▸ **What you need to do**: Please state how many lines in the records contain the string "document", with no words besides the number.

▸ **Listed entries**:
════════
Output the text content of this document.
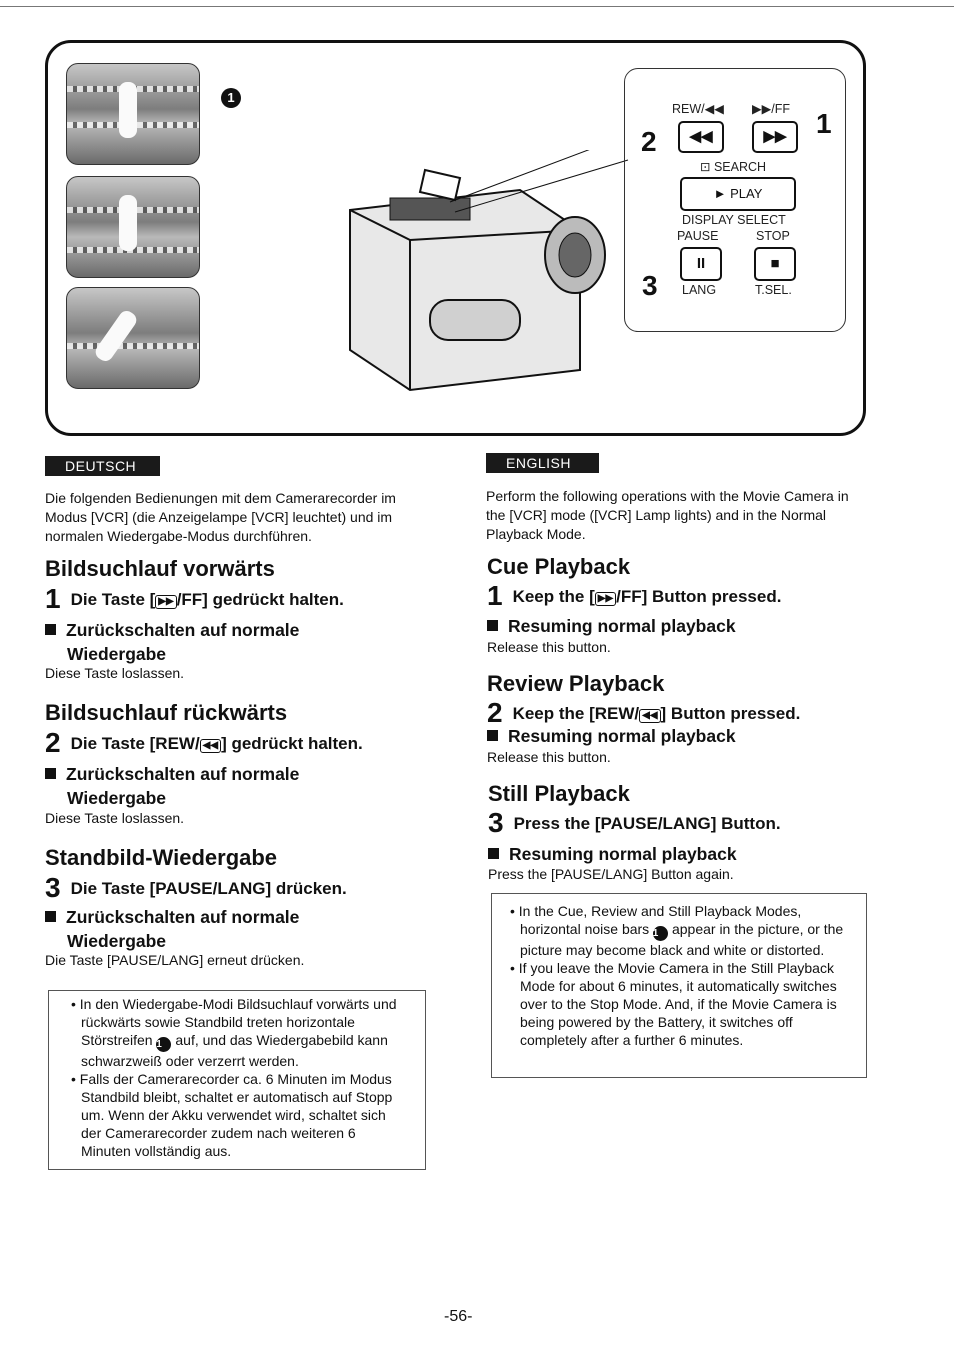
1
REW/◀◀ ▶▶/FF
2	◀◀	▶▶	1
⊡ SEARCH
► PLAY
DISPLAY SELECT
PAUSE	STOP
II	■
3 LANG	T.SEL.
DEUTSCH
Die folgenden Bedienungen mit dem Camerarecorder im Modus [VCR] (die Anzeigelampe [VCR] leuchtet) und im normalen Wiedergabe-Modus durchführen.
Bildsuchlauf vorwärts
1 Die Taste [ ▶▶ /FF] gedrückt halten.
Zurückschalten auf normale Wiedergabe
Diese Taste loslassen.
Bildsuchlauf rückwärts
2 Die Taste [REW/ ◀◀ ] gedrückt halten.
Zurückschalten auf normale Wiedergabe
Diese Taste loslassen.
Standbild-Wiedergabe
3 Die Taste [PAUSE/LANG] drücken.
Zurückschalten auf normale Wiedergabe
Die Taste [PAUSE/LANG] erneut drücken.

• In den Wiedergabe-Modi Bildsuchlauf vorwärts und rückwärts sowie Standbild treten horizontale Störstreifen 1 auf, und das Wiedergabebild kann schwarzweiß oder verzerrt werden.

• Falls der Camerarecorder ca. 6 Minuten im Modus Standbild bleibt, schaltet er automatisch auf Stopp um. Wenn der Akku verwendet wird, schaltet sich der Camerarecorder zudem nach weiteren 6 Minuten vollständig aus.

ENGLISH
Perform the following operations with the Movie Camera in the [VCR] mode ([VCR] Lamp lights) and in the Normal Playback Mode.
Cue Playback
1 Keep the [ ▶▶ /FF] Button pressed.
Resuming normal playback
Release this button.
Review Playback
2 Keep the [REW/ ◀◀ ] Button pressed.
Resuming normal playback
Release this button.
Still Playback
3 Press the [PAUSE/LANG] Button.
Resuming normal playback
Press the [PAUSE/LANG] Button again.

• In the Cue, Review and Still Playback Modes, horizontal noise bars 1 appear in the picture, or the picture may become black and white or distorted.

• If you leave the Movie Camera in the Still Playback Mode for about 6 minutes, it automatically switches over to the Stop Mode. And, if the Movie Camera is being powered by the Battery, it switches off completely after a further 6 minutes.

-56-
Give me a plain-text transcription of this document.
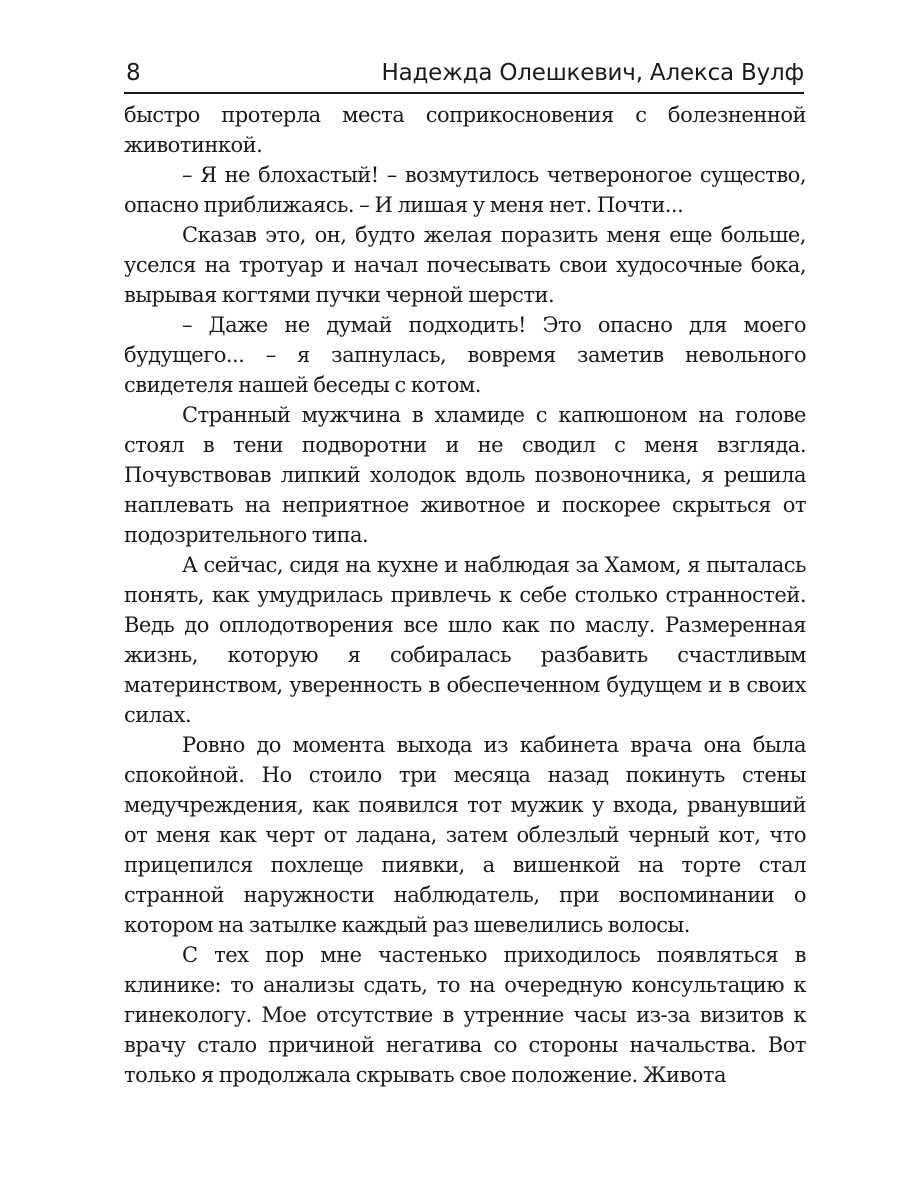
8	Надежда Олешкевич, Алекса Вулф

быстро протерла места соприкосновения с болезненной животинкой.

– Я не блохастый! – возмутилось четвероногое существо, опасно приближаясь. – И лишая у меня нет. Почти...

Сказав это, он, будто желая поразить меня еще больше, уселся на тротуар и начал почесывать свои худосочные бока, вырывая когтями пучки черной шерсти.

– Даже не думай подходить! Это опасно для моего будущего... – я запнулась, вовремя заметив невольного свидетеля нашей беседы с котом.

Странный мужчина в хламиде с капюшоном на голове стоял в тени подворотни и не сводил с меня взгляда. Почувствовав липкий холодок вдоль позвоночника, я решила наплевать на неприятное животное и поскорее скрыться от подозрительного типа.

А сейчас, сидя на кухне и наблюдая за Хамом, я пыталась понять, как умудрилась привлечь к себе столько странностей. Ведь до оплодотворения все шло как по маслу. Размеренная жизнь, которую я собиралась разбавить счастливым материнством, уверенность в обеспеченном будущем и в своих силах.

Ровно до момента выхода из кабинета врача она была спокойной. Но стоило три месяца назад покинуть стены медучреждения, как появился тот мужик у входа, рванувший от меня как черт от ладана, затем облезлый черный кот, что прицепился похлеще пиявки, а вишенкой на торте стал странной наружности наблюдатель, при воспоминании о котором на затылке каждый раз шевелились волосы.

С тех пор мне частенько приходилось появляться в клинике: то анализы сдать, то на очередную консультацию к гинекологу. Мое отсутствие в утренние часы из-за визитов к врачу стало причиной негатива со стороны начальства. Вот только я продолжала скрывать свое положение. Живота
════════
▸ **Exercise answer**: 2